** START OF Information provided **

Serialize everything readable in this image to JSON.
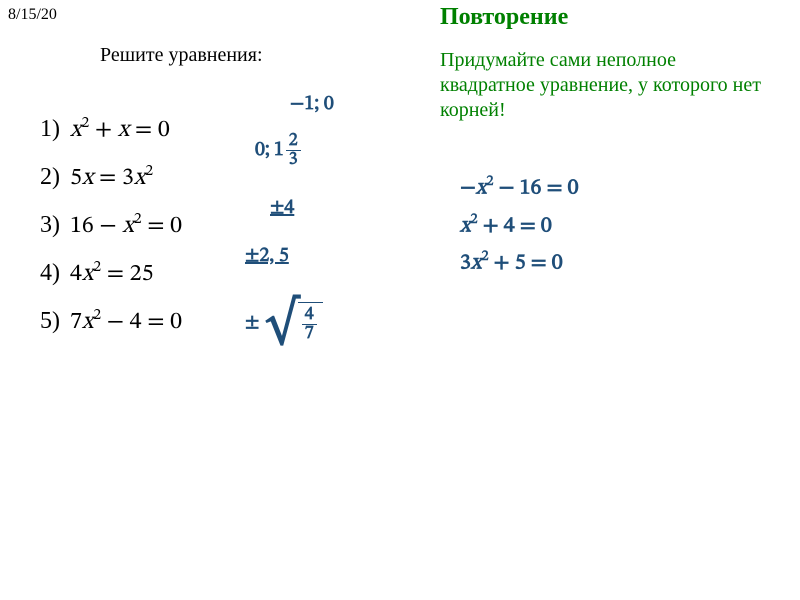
{
  "meta": {
    "date": "8/15/20",
    "title_green": "Повторение",
    "subtitle": "Решите уравнения:",
    "task_green": "Придумайте сами неполное квадратное уравнение, у которого нет корней!"
  },
  "styling": {
    "math_color_blue": "#1F4E79",
    "green_color": "#008000",
    "font_body_pt": 20,
    "font_math_pt": 24,
    "font_title_pt": 24
  },
  "equations_left": [
    {
      "num": "1)",
      "expr": "x² + x = 0"
    },
    {
      "num": "2)",
      "expr": "5x = 3x²"
    },
    {
      "num": "3)",
      "expr": "16 − x² = 0"
    },
    {
      "num": "4)",
      "expr": "4x² = 25"
    },
    {
      "num": "5)",
      "expr": "7x² − 4 = 0"
    }
  ],
  "answers": {
    "a1": "−1; 0",
    "a2_prefix": "0;",
    "a2_whole": "1",
    "a2_num": "2",
    "a2_den": "3",
    "a3": "±4",
    "a4": "±2, 5",
    "a5_pm": "±",
    "a5_num": "4",
    "a5_den": "7"
  },
  "right_examples": [
    "−x² − 16 = 0",
    "x² + 4 = 0",
    "3x² + 5 = 0"
  ]
}
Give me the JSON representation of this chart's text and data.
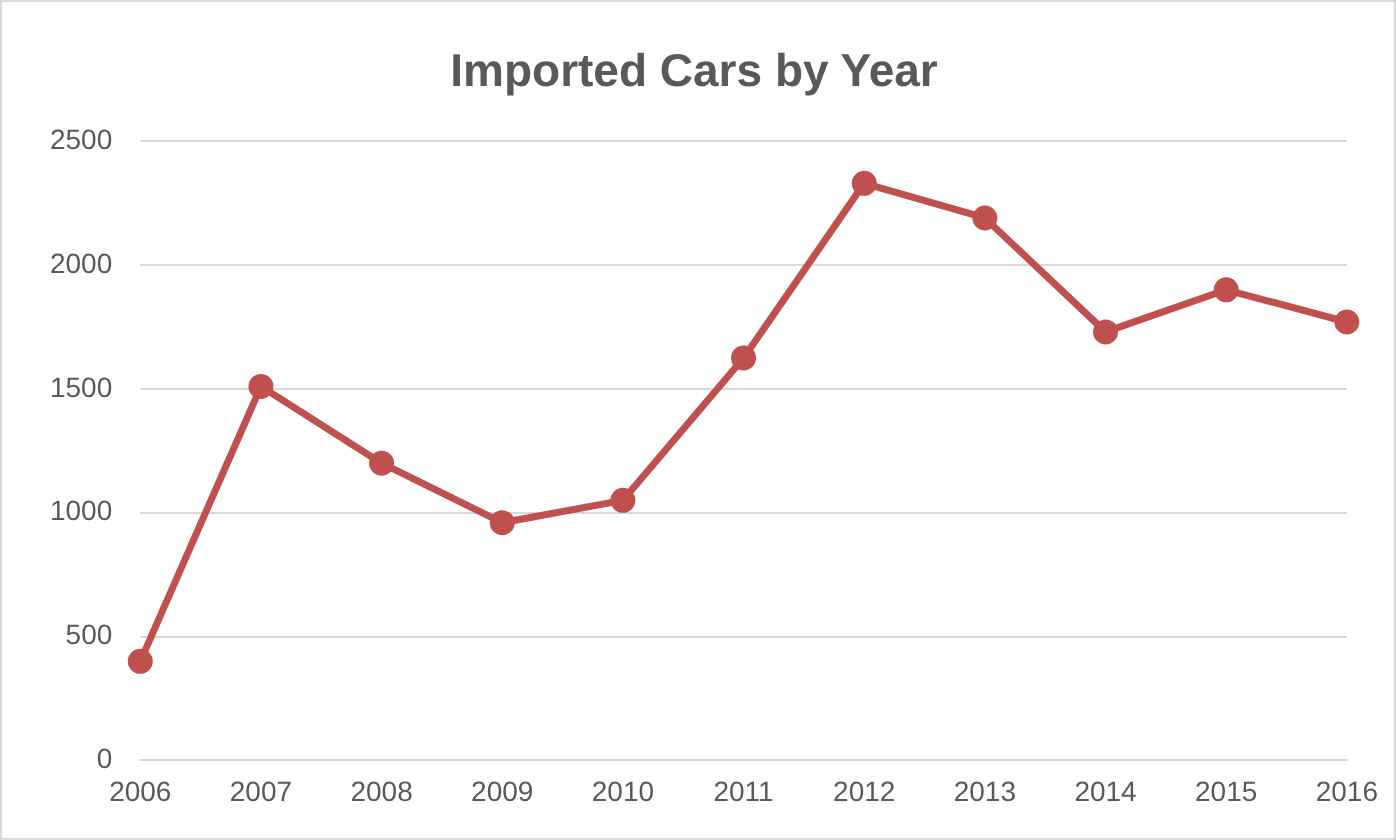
{
  "chart_data": {
    "type": "line",
    "title": "Imported Cars by Year",
    "categories": [
      "2006",
      "2007",
      "2008",
      "2009",
      "2010",
      "2011",
      "2012",
      "2013",
      "2014",
      "2015",
      "2016"
    ],
    "series": [
      {
        "color": "#c0504d",
        "values": [
          400,
          1510,
          1200,
          960,
          1050,
          1625,
          2330,
          2190,
          1730,
          1900,
          1770
        ]
      }
    ],
    "ylim": [
      0,
      2500
    ],
    "yticks": [
      0,
      500,
      1000,
      1500,
      2000,
      2500
    ],
    "grid": "y",
    "legend": false,
    "marker": "circle",
    "line_style": "solid"
  }
}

** END OF Information provided **

• Task prompt:
Repeat the records above exactly, omitting every picture.

• Result of the task:
Serialize everything readable in this image to JSON.
{
  "meta": {
    "date": "8/15/20",
    "title_green": "Повторение",
    "subtitle": "Решите уравнения:",
    "task_green": "Придумайте сами неполное квадратное уравнение, у которого нет корней!"
  },
  "styling": {
    "math_color_blue": "#1F4E79",
    "green_color": "#008000",
    "font_body_pt": 20,
    "font_math_pt": 24,
    "font_title_pt": 24
  },
  "equations_left": [
    {
      "num": "1)",
      "expr": "x² + x = 0"
    },
    {
      "num": "2)",
      "expr": "5x = 3x²"
    },
    {
      "num": "3)",
      "expr": "16 − x² = 0"
    },
    {
      "num": "4)",
      "expr": "4x² = 25"
    },
    {
      "num": "5)",
      "expr": "7x² − 4 = 0"
    }
  ],
  "answers": {
    "a1": "−1; 0",
    "a2_prefix": "0;",
    "a2_whole": "1",
    "a2_num": "2",
    "a2_den": "3",
    "a3": "±4",
    "a4": "±2, 5",
    "a5_pm": "±",
    "a5_num": "4",
    "a5_den": "7"
  },
  "right_examples": [
    "−x² − 16 = 0",
    "x² + 4 = 0",
    "3x² + 5 = 0"
  ]
}
Give me the JSON representation of this chart's text and data.
{
  "chart_data": {
    "type": "line",
    "title": "Imported Cars by Year",
    "categories": [
      "2006",
      "2007",
      "2008",
      "2009",
      "2010",
      "2011",
      "2012",
      "2013",
      "2014",
      "2015",
      "2016"
    ],
    "series": [
      {
        "color": "#c0504d",
        "values": [
          400,
          1510,
          1200,
          960,
          1050,
          1625,
          2330,
          2190,
          1730,
          1900,
          1770
        ]
      }
    ],
    "ylim": [
      0,
      2500
    ],
    "yticks": [
      0,
      500,
      1000,
      1500,
      2000,
      2500
    ],
    "grid": "y",
    "legend": false,
    "marker": "circle",
    "line_style": "solid"
  }
}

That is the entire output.